Problem details: In the material below, identify each line bearing the word "JSON". Reproduce those lines.

##############################

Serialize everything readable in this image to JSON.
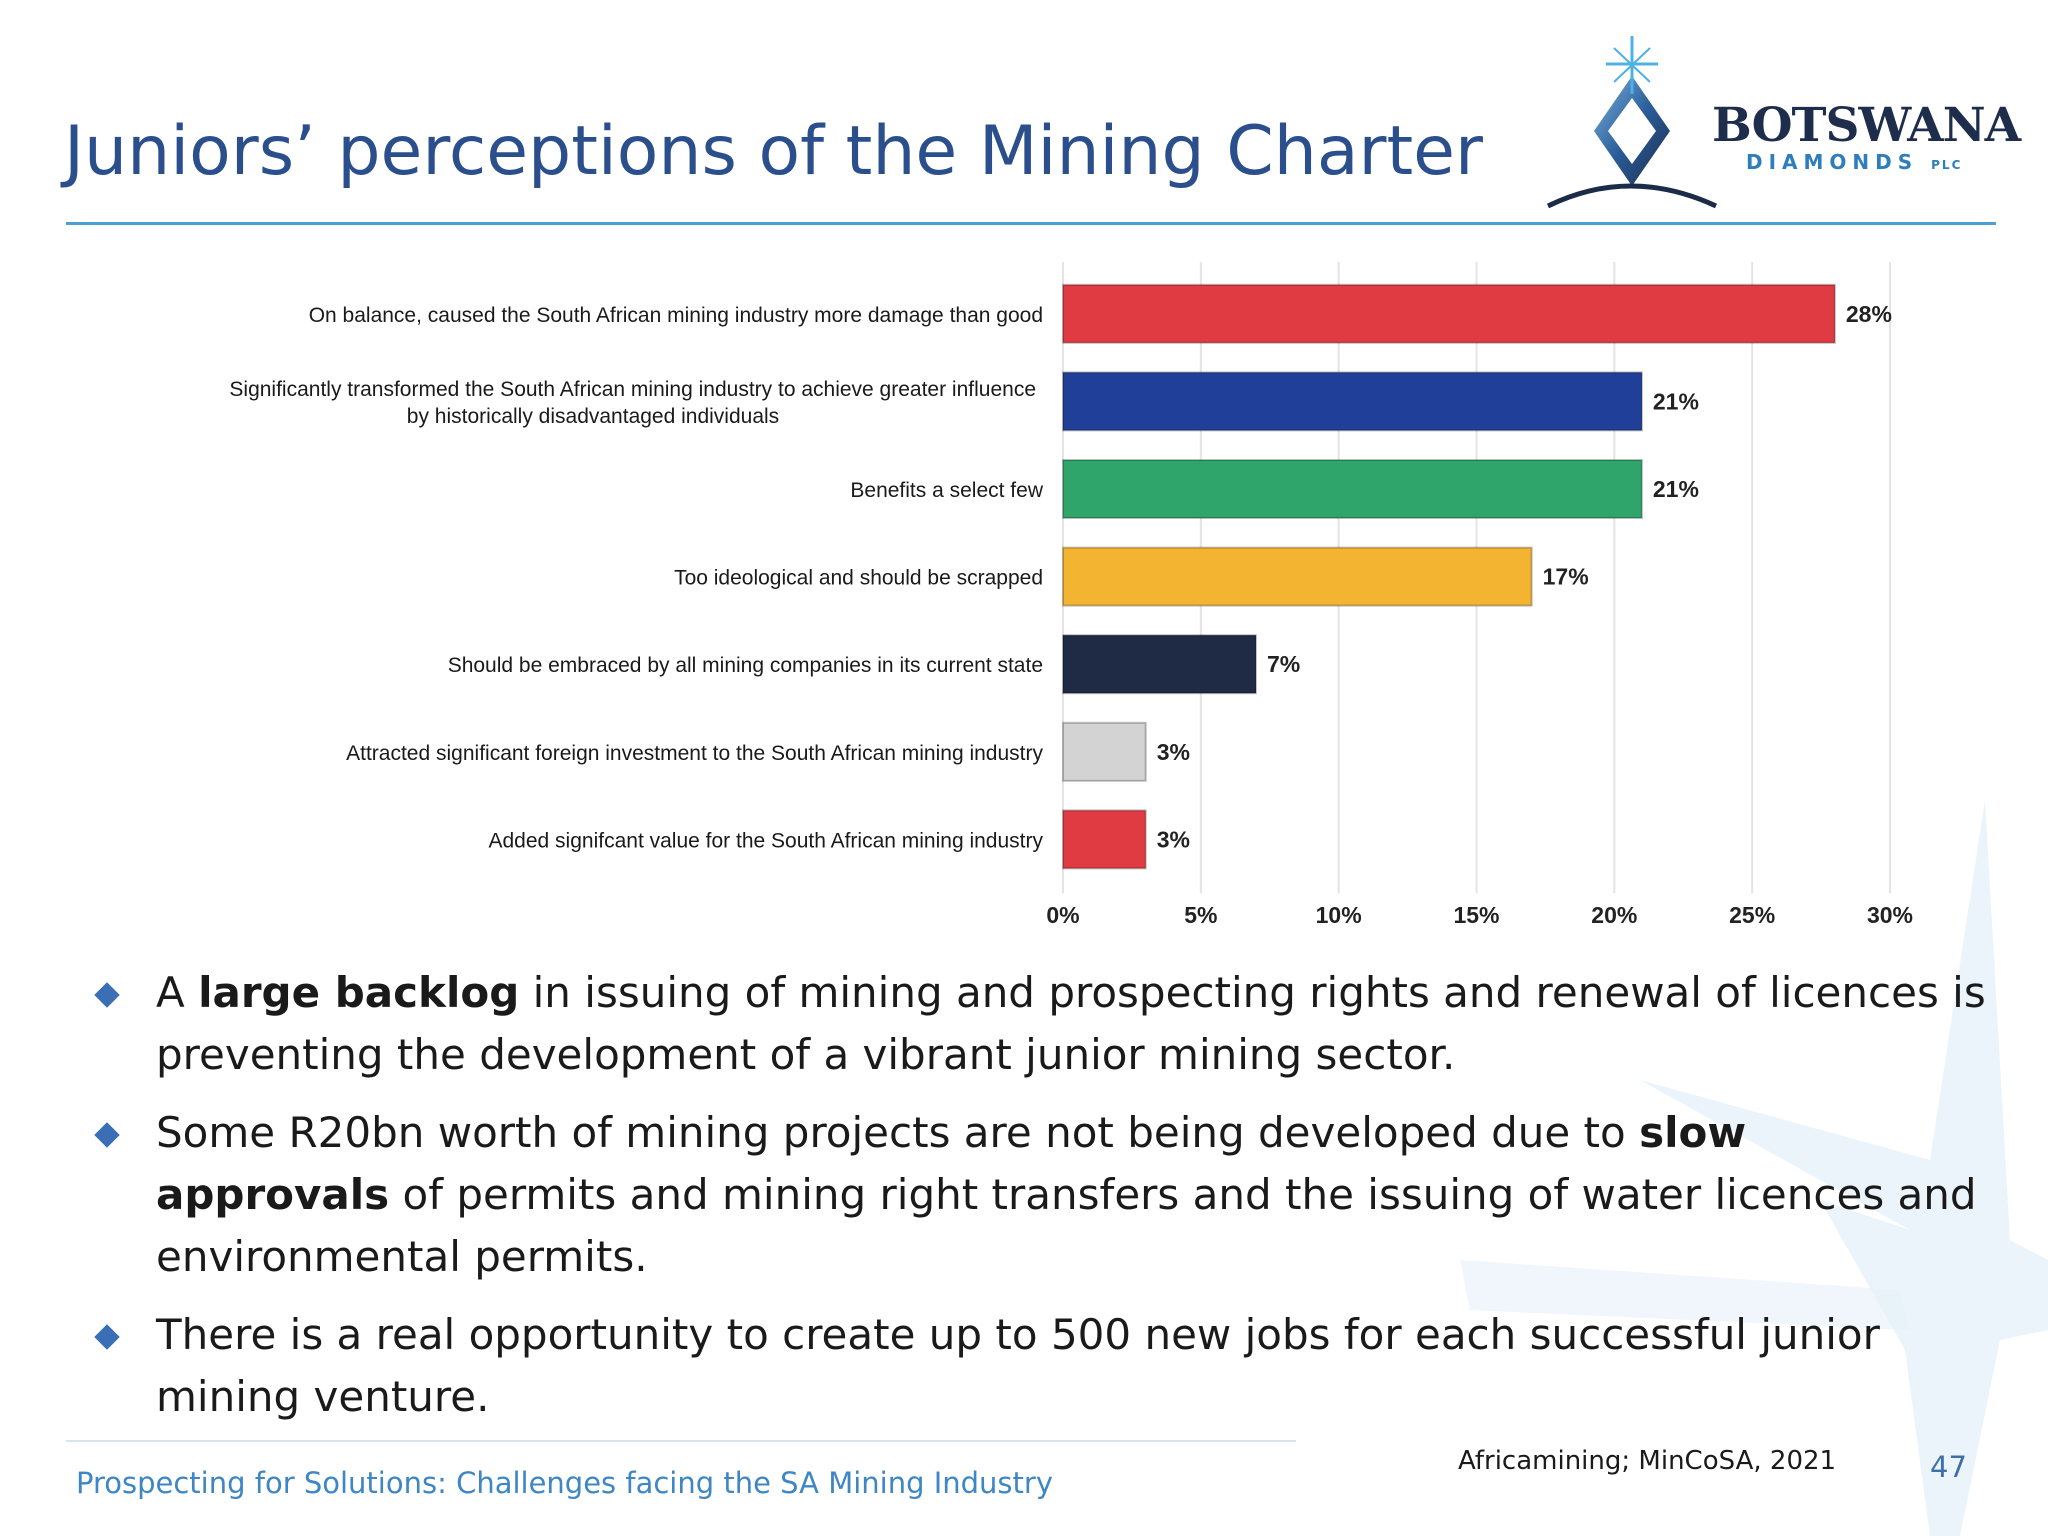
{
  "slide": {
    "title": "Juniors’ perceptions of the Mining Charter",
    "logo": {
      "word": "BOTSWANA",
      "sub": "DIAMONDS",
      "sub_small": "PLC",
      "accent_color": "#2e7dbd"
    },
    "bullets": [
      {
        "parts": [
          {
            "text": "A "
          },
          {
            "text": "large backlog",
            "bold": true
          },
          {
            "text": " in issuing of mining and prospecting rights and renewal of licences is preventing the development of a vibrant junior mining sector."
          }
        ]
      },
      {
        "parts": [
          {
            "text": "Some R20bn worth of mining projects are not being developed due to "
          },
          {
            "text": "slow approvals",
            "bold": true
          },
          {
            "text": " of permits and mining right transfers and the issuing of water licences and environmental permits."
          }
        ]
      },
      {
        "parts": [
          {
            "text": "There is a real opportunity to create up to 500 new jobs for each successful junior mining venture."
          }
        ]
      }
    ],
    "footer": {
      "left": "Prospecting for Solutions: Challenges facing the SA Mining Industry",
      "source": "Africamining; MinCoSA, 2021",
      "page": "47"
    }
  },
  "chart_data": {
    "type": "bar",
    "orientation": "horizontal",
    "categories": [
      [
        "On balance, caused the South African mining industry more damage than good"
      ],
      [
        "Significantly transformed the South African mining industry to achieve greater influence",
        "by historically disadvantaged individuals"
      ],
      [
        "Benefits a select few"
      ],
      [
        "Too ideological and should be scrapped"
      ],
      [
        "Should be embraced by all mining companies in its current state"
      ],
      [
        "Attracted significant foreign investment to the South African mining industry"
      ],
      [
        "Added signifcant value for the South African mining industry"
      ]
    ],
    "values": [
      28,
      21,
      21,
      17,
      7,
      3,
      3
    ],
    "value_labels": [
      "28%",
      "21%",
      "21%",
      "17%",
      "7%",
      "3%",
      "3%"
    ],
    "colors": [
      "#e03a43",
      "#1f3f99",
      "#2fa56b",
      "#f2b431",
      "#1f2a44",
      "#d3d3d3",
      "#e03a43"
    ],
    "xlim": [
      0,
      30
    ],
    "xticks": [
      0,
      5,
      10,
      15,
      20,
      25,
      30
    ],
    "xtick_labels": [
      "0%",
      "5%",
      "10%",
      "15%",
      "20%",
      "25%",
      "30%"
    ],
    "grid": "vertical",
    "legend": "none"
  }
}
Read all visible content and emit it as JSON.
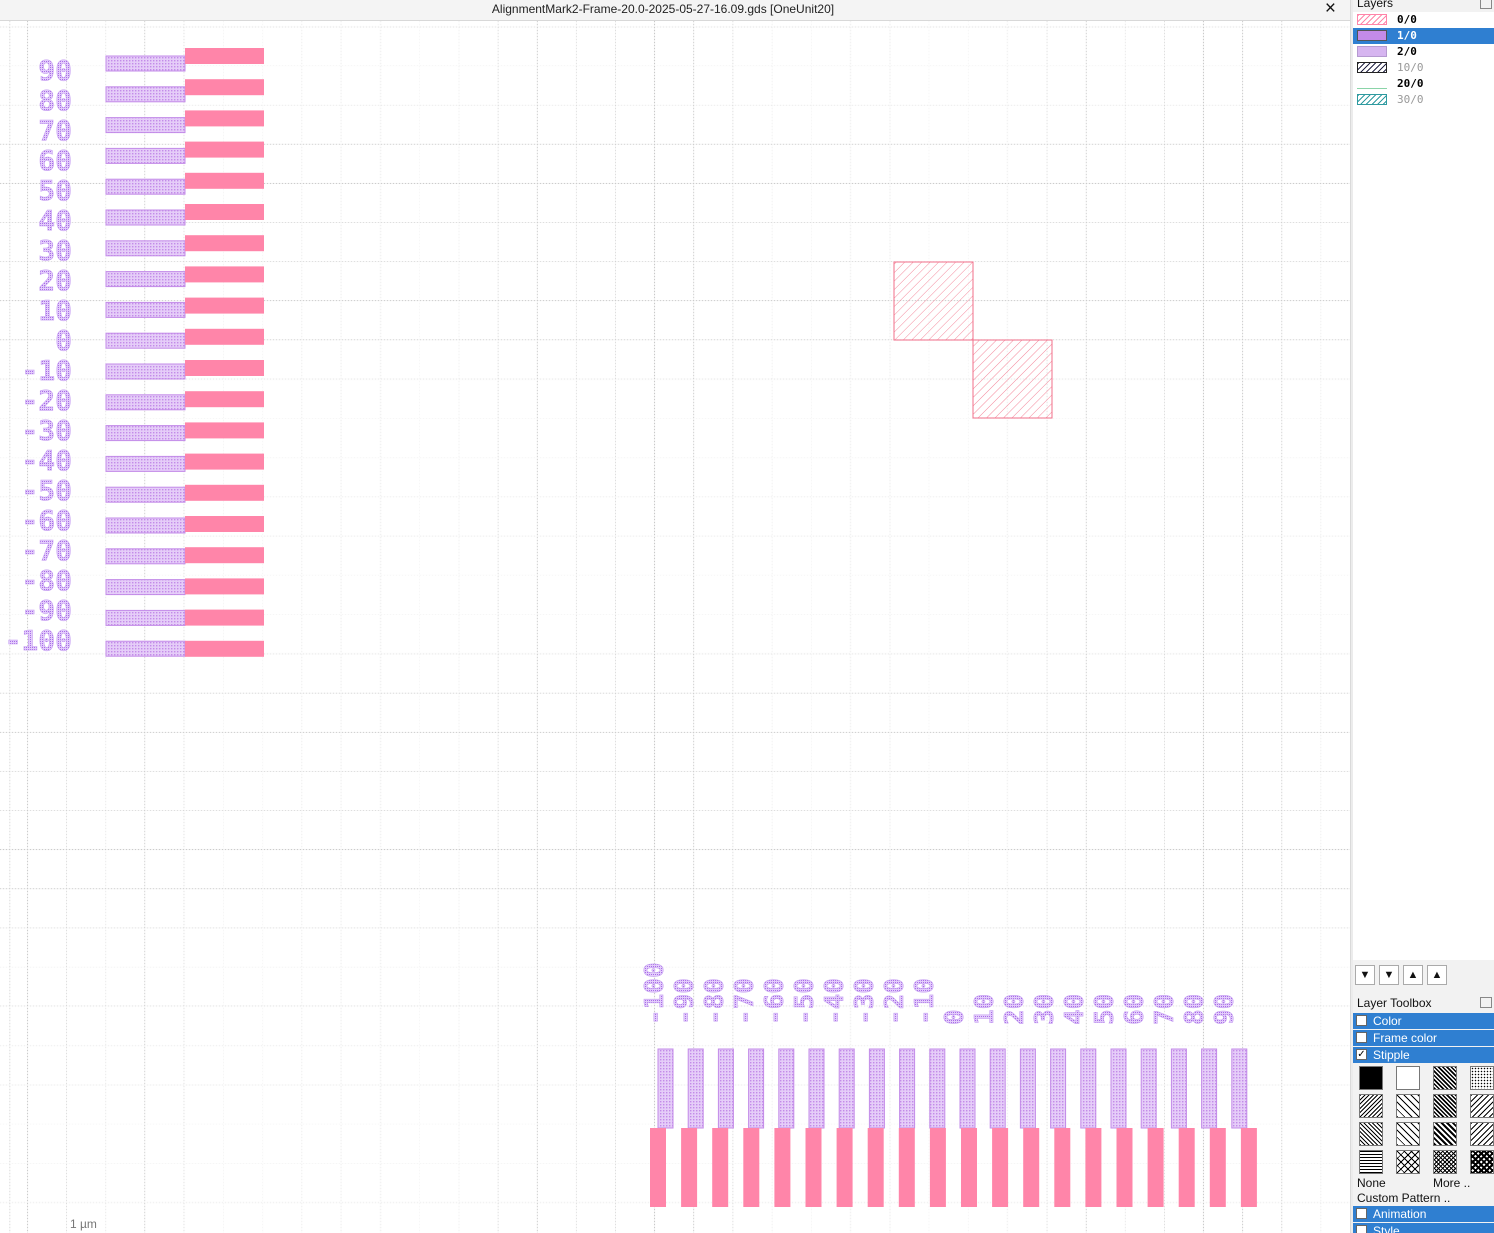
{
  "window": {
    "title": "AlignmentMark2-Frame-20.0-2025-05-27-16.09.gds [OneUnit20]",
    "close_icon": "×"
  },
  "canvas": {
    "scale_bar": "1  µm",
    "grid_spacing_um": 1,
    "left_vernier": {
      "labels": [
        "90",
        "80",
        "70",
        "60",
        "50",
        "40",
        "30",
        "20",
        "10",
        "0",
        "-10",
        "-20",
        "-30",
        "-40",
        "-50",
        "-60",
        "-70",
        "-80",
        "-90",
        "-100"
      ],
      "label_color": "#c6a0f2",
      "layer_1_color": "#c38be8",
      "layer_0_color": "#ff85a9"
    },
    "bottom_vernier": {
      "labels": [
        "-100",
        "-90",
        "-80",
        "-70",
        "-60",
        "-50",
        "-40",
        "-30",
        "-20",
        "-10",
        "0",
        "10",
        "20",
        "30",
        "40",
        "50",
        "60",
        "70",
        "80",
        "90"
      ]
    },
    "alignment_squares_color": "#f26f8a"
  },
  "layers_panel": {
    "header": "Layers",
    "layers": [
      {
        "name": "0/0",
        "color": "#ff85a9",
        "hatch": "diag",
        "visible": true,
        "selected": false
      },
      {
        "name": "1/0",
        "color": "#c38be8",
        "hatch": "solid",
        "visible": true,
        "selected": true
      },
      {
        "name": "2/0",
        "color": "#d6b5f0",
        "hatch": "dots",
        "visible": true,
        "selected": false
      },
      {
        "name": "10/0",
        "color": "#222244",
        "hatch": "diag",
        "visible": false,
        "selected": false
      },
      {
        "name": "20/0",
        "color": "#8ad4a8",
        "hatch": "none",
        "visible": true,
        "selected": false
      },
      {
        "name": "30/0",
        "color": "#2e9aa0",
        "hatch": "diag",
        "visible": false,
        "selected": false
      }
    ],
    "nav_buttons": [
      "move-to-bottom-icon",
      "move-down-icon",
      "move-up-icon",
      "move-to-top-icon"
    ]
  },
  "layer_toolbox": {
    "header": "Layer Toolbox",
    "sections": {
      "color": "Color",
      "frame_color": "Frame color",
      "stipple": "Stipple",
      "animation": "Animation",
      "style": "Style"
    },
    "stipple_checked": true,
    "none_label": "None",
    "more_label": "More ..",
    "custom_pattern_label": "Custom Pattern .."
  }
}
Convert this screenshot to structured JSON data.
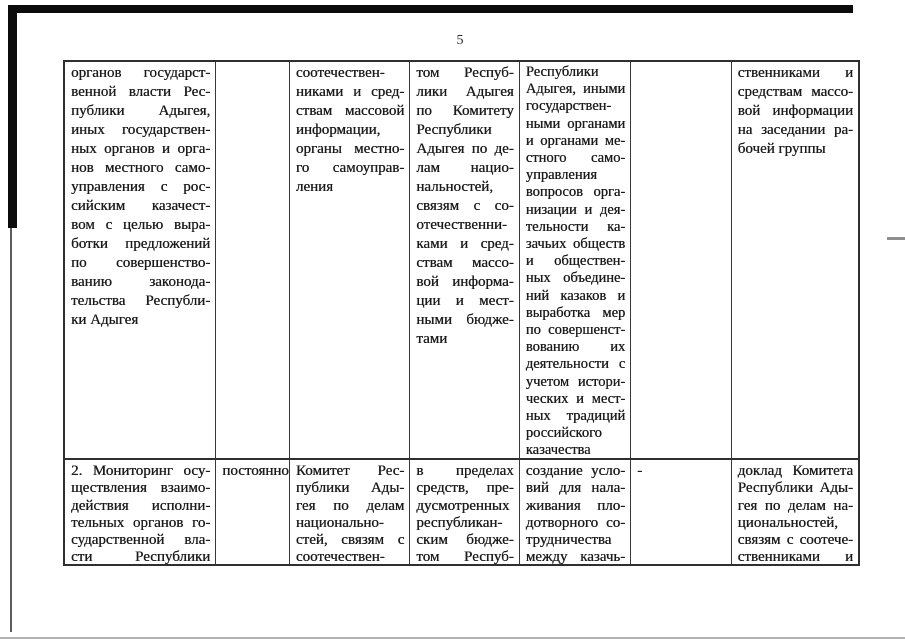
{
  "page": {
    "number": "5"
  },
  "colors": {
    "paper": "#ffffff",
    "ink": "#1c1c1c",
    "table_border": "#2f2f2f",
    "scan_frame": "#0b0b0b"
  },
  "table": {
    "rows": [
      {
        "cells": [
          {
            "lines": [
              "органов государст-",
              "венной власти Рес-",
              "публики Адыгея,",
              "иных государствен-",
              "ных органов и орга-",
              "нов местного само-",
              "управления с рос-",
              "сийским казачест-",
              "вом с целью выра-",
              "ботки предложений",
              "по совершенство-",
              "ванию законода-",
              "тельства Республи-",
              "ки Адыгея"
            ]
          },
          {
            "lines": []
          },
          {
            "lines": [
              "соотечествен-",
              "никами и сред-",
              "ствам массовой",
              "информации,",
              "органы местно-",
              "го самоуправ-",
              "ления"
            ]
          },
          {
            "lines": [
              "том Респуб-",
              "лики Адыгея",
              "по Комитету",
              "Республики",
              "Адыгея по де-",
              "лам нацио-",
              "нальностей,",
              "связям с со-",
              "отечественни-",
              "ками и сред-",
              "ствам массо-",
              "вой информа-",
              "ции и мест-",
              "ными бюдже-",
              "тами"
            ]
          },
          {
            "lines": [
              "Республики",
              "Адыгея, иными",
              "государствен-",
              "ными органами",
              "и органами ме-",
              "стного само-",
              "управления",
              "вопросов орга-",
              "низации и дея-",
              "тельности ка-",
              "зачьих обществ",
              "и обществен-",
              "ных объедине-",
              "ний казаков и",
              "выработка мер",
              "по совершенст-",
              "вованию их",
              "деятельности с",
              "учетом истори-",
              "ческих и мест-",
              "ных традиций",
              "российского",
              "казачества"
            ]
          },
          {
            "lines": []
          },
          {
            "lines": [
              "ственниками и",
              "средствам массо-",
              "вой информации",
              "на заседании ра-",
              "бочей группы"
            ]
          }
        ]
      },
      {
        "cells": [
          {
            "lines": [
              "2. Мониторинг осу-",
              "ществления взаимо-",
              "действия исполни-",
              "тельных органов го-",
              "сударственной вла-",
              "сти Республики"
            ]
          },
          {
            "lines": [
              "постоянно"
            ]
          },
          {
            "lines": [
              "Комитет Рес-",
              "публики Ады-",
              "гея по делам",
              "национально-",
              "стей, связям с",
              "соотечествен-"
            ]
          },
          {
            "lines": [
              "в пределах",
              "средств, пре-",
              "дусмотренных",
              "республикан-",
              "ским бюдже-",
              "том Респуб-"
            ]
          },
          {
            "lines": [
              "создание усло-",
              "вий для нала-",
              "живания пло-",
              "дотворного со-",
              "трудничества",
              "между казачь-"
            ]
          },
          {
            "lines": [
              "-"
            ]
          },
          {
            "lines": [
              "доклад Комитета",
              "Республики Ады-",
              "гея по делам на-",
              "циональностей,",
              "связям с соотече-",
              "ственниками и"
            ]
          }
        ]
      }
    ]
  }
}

##############################

Response to this exercise:
Serialize everything readable in this image to JSON.
Read all visible content and emit it as JSON.
Convert this screenshot to structured JSON data.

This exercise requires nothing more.